--- Input material ---

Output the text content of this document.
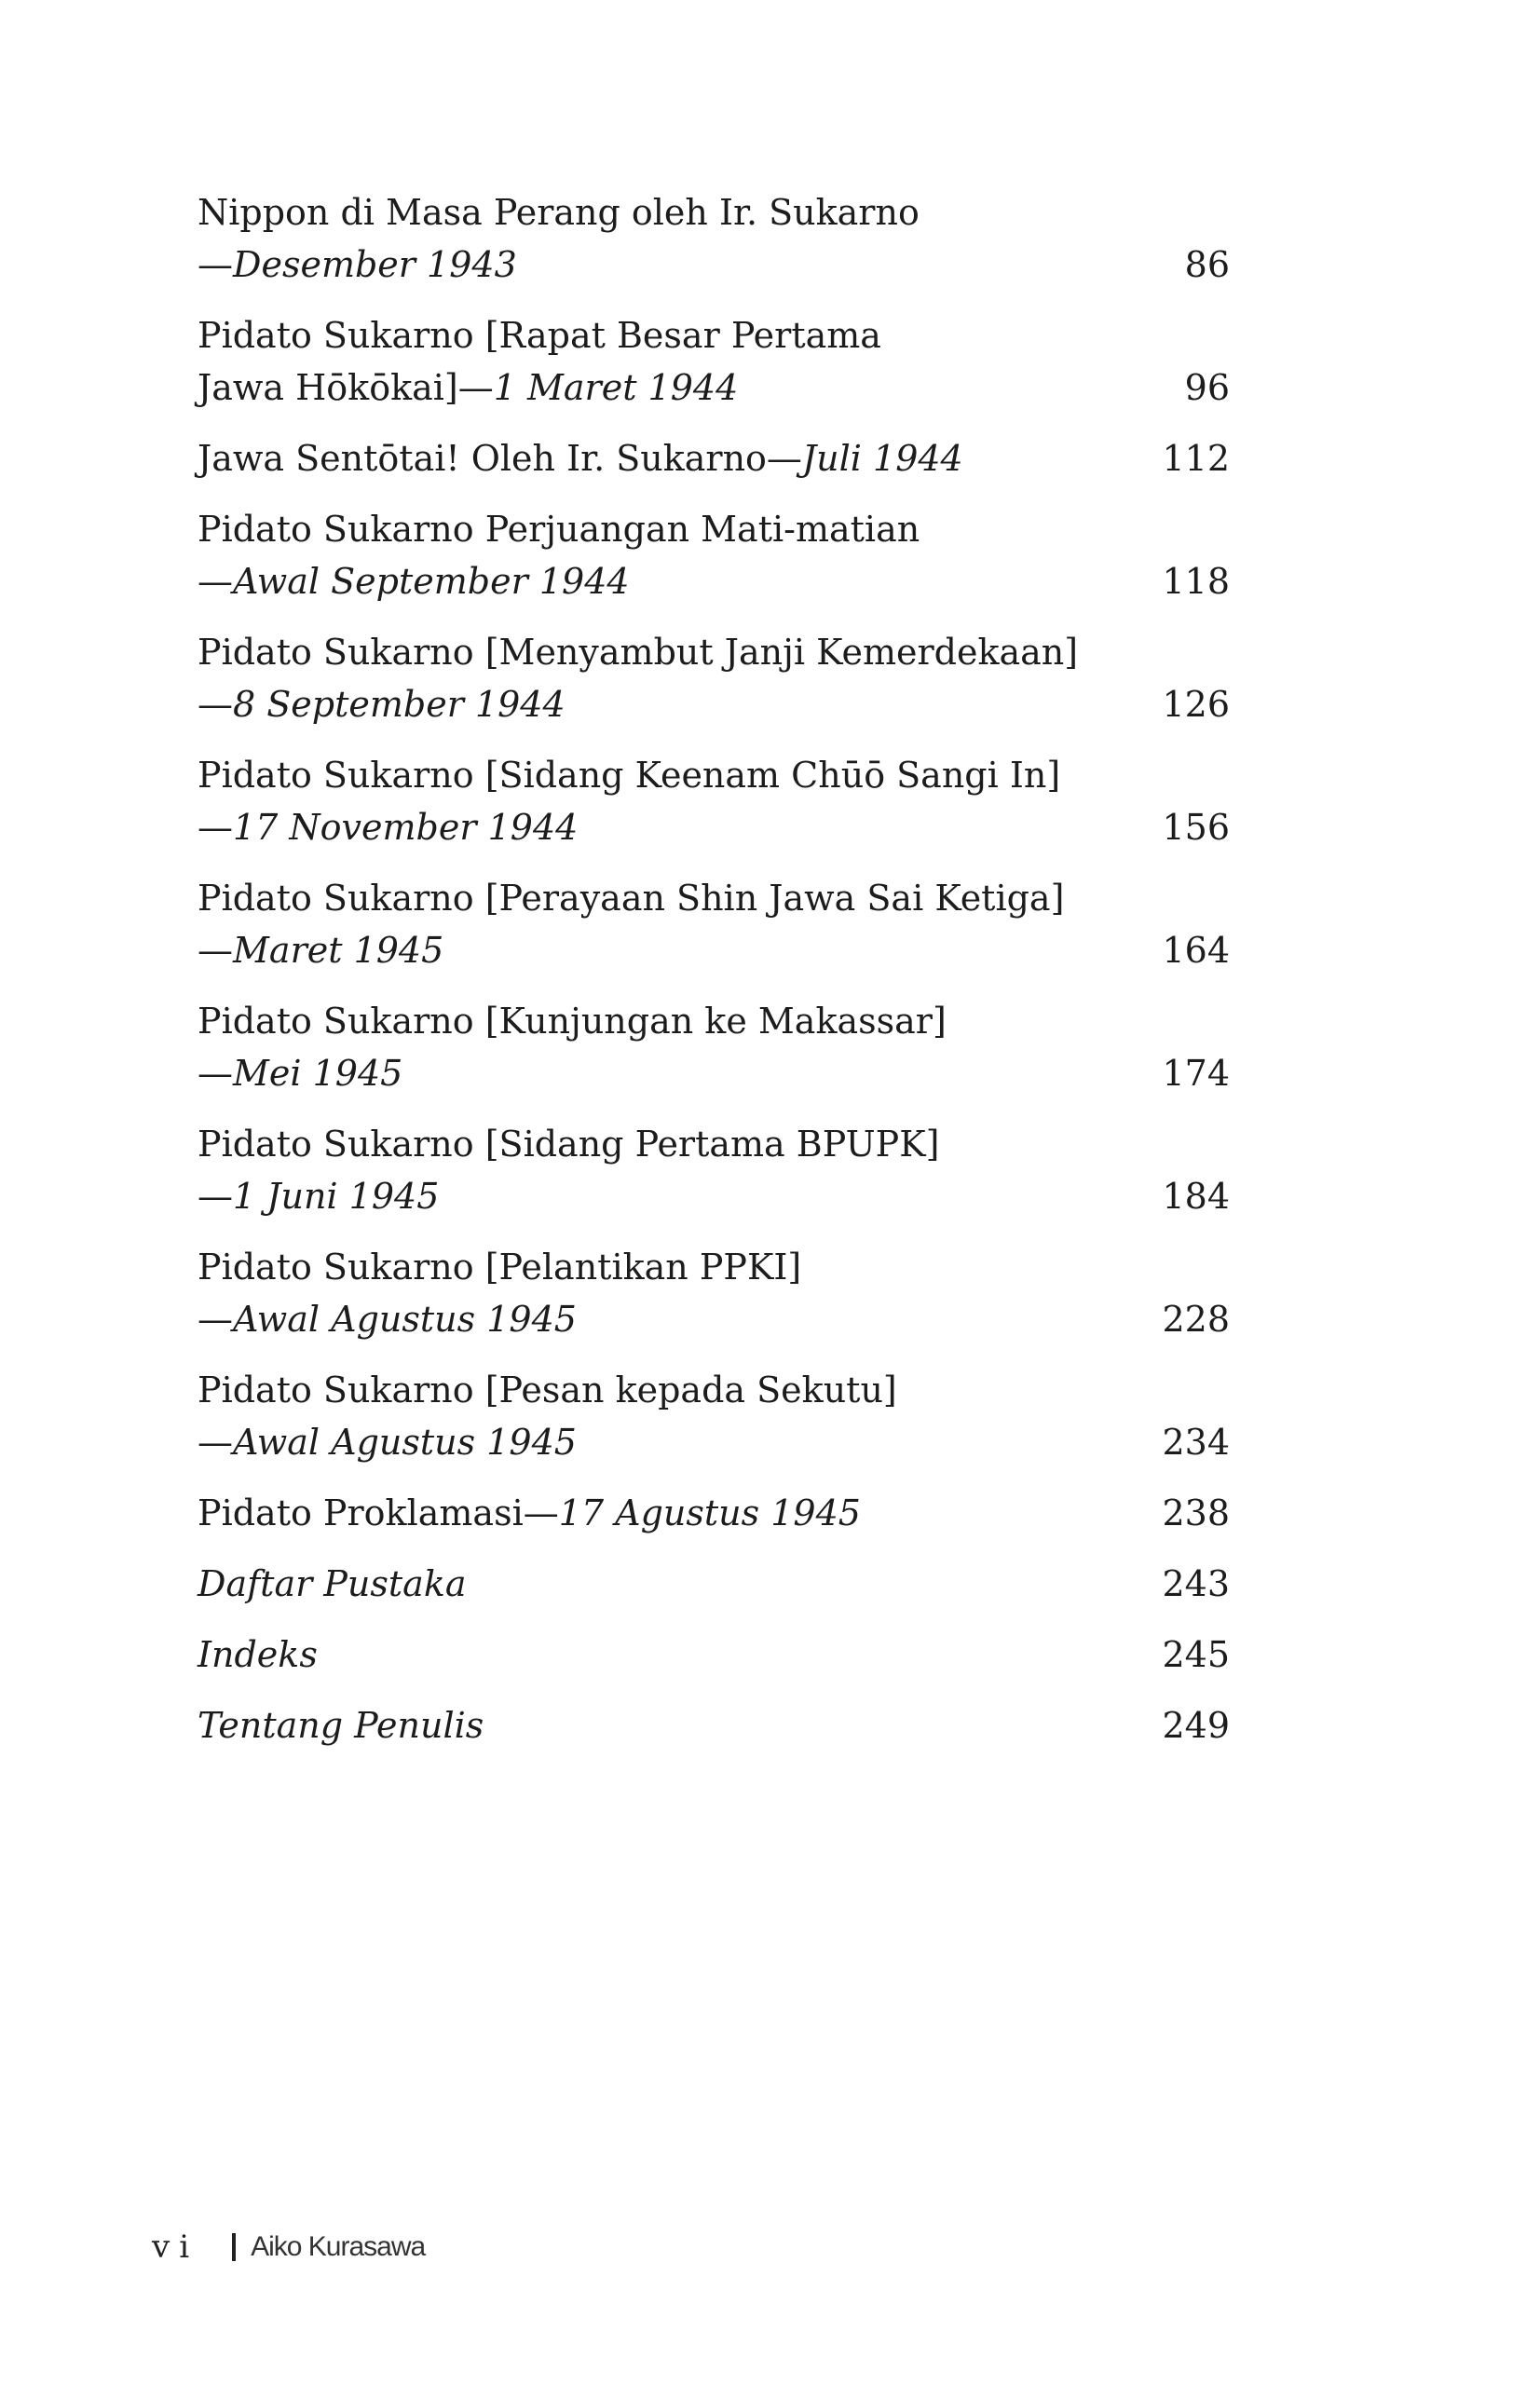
Nippon di Masa Perang oleh Ir. Sukarno
—Desember 1943	86
Pidato Sukarno [Rapat Besar Pertama
Jawa Hōkōkai]—1 Maret 1944	96
Jawa Sentōtai! Oleh Ir. Sukarno—Juli 1944	112
Pidato Sukarno Perjuangan Mati-matian
—Awal September 1944	118
Pidato Sukarno [Menyambut Janji Kemerdekaan]
—8 September 1944	126
Pidato Sukarno [Sidang Keenam Chūō Sangi In]
—17 November 1944	156
Pidato Sukarno [Perayaan Shin Jawa Sai Ketiga]
—Maret 1945	164
Pidato Sukarno [Kunjungan ke Makassar]
—Mei 1945	174
Pidato Sukarno [Sidang Pertama BPUPK]
—1 Juni 1945	184
Pidato Sukarno [Pelantikan PPKI]
—Awal Agustus 1945	228
Pidato Sukarno [Pesan kepada Sekutu]
—Awal Agustus 1945	234
Pidato Proklamasi—17 Agustus 1945	238
Daftar Pustaka	243
Indeks	245
Tentang Penulis	249
vi Aiko Kurasawa
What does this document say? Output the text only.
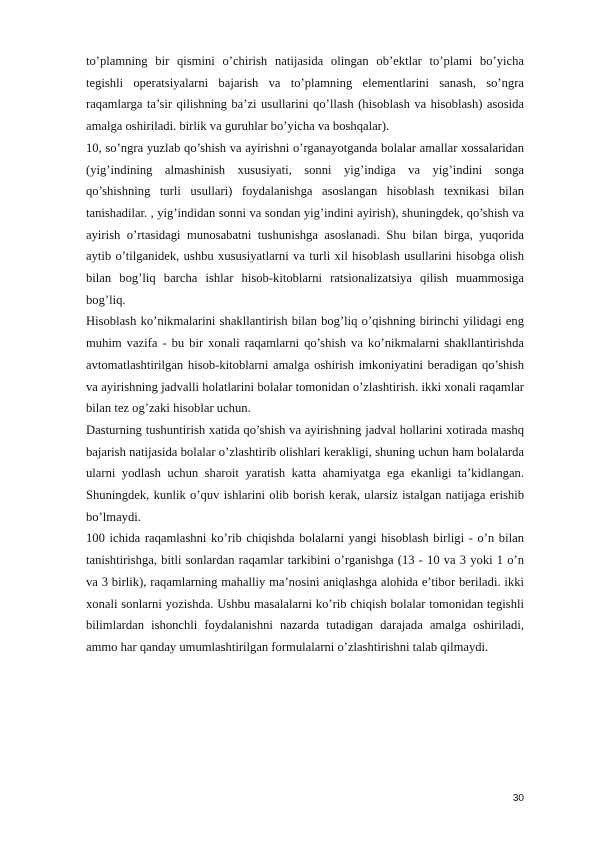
to’plamning bir qismini o’chirish natijasida olingan ob’ektlar to’plami bo’yicha tegishli operatsiyalarni bajarish va to’plamning elementlarini sanash, so’ngra raqamlarga ta’sir qilishning ba’zi usullarini qo’llash (hisoblash va hisoblash) asosida amalga oshiriladi. birlik va guruhlar bo’yicha va boshqalar).

10, so’ngra yuzlab qo’shish va ayirishni o’rganayotganda bolalar amallar xossalaridan (yig’indining almashinish xususiyati, sonni yig’indiga va yig’indini songa qo’shishning turli usullari) foydalanishga asoslangan hisoblash texnikasi bilan tanishadilar. , yig’indidan sonni va sondan yig’indini ayirish), shuningdek, qo’shish va ayirish o’rtasidagi munosabatni tushunishga asoslanadi. Shu bilan birga, yuqorida aytib o’tilganidek, ushbu xususiyatlarni va turli xil hisoblash usullarini hisobga olish bilan bog’liq barcha ishlar hisob-kitoblarni ratsionalizatsiya qilish muammosiga bog’liq.

Hisoblash ko’nikmalarini shakllantirish bilan bog’liq o’qishning birinchi yilidagi eng muhim vazifa - bu bir xonali raqamlarni qo’shish va ko’nikmalarni shakllantirishda avtomatlashtirilgan hisob-kitoblarni amalga oshirish imkoniyatini beradigan qo’shish va ayirishning jadvalli holatlarini bolalar tomonidan o’zlashtirish. ikki xonali raqamlar bilan tez og’zaki hisoblar uchun.

Dasturning tushuntirish xatida qo’shish va ayirishning jadval hollarini xotirada mashq bajarish natijasida bolalar o’zlashtirib olishlari kerakligi, shuning uchun ham bolalarda ularni yodlash uchun sharoit yaratish katta ahamiyatga ega ekanligi ta’kidlangan. Shuningdek, kunlik o’quv ishlarini olib borish kerak, ularsiz istalgan natijaga erishib bo’lmaydi.

100 ichida raqamlashni ko’rib chiqishda bolalarni yangi hisoblash birligi - o’n bilan tanishtirishga, bitli sonlardan raqamlar tarkibini o’rganishga (13 - 10 va 3 yoki 1 o’n va 3 birlik), raqamlarning mahalliy ma’nosini aniqlashga alohida e’tibor beriladi. ikki xonali sonlarni yozishda. Ushbu masalalarni ko’rib chiqish bolalar tomonidan tegishli bilimlardan ishonchli foydalanishni nazarda tutadigan darajada amalga oshiriladi, ammo har qanday umumlashtirilgan formulalarni o’zlashtirishni talab qilmaydi.

30
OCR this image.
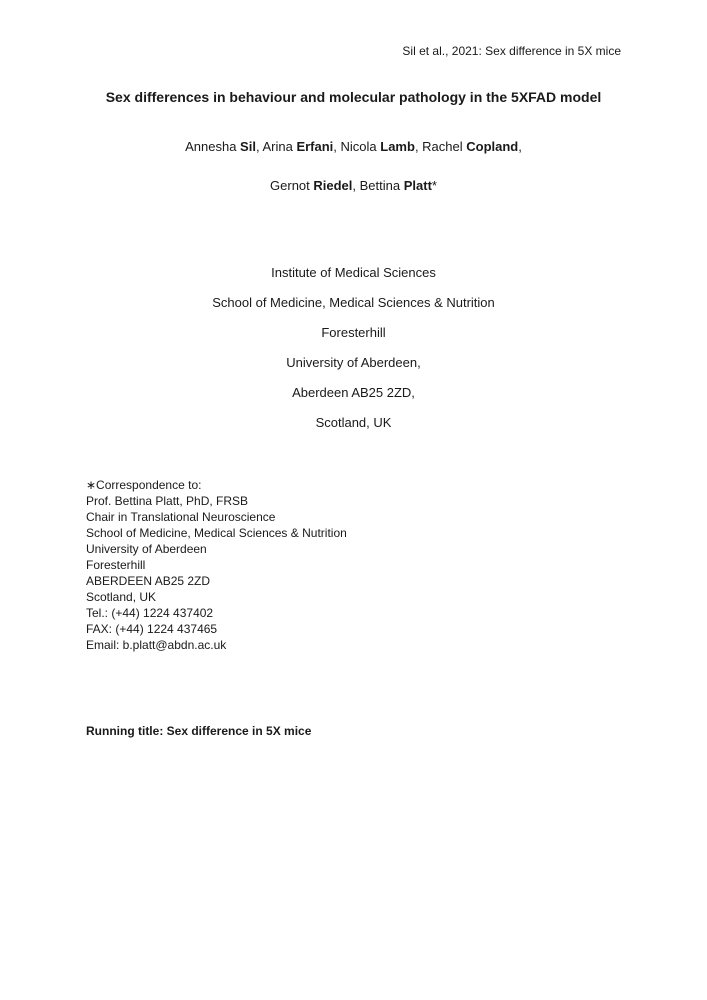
Sil et al., 2021: Sex difference in 5X mice
Sex differences in behaviour and molecular pathology in the 5XFAD model
Annesha Sil, Arina Erfani, Nicola Lamb, Rachel Copland,
Gernot Riedel, Bettina Platt*
Institute of Medical Sciences
School of Medicine, Medical Sciences & Nutrition
Foresterhill
University of Aberdeen,
Aberdeen AB25 2ZD,
Scotland, UK
∗Correspondence to:
Prof. Bettina Platt, PhD, FRSB
Chair in Translational Neuroscience
School of Medicine, Medical Sciences & Nutrition
University of Aberdeen
Foresterhill
ABERDEEN AB25 2ZD
Scotland, UK
Tel.: (+44) 1224 437402
FAX: (+44) 1224 437465
Email: b.platt@abdn.ac.uk
Running title: Sex difference in 5X mice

--- Task statement ---
Take each line containing the string "University" and copy it out.

--- Answer below ---
University of Aberdeen,
University of Aberdeen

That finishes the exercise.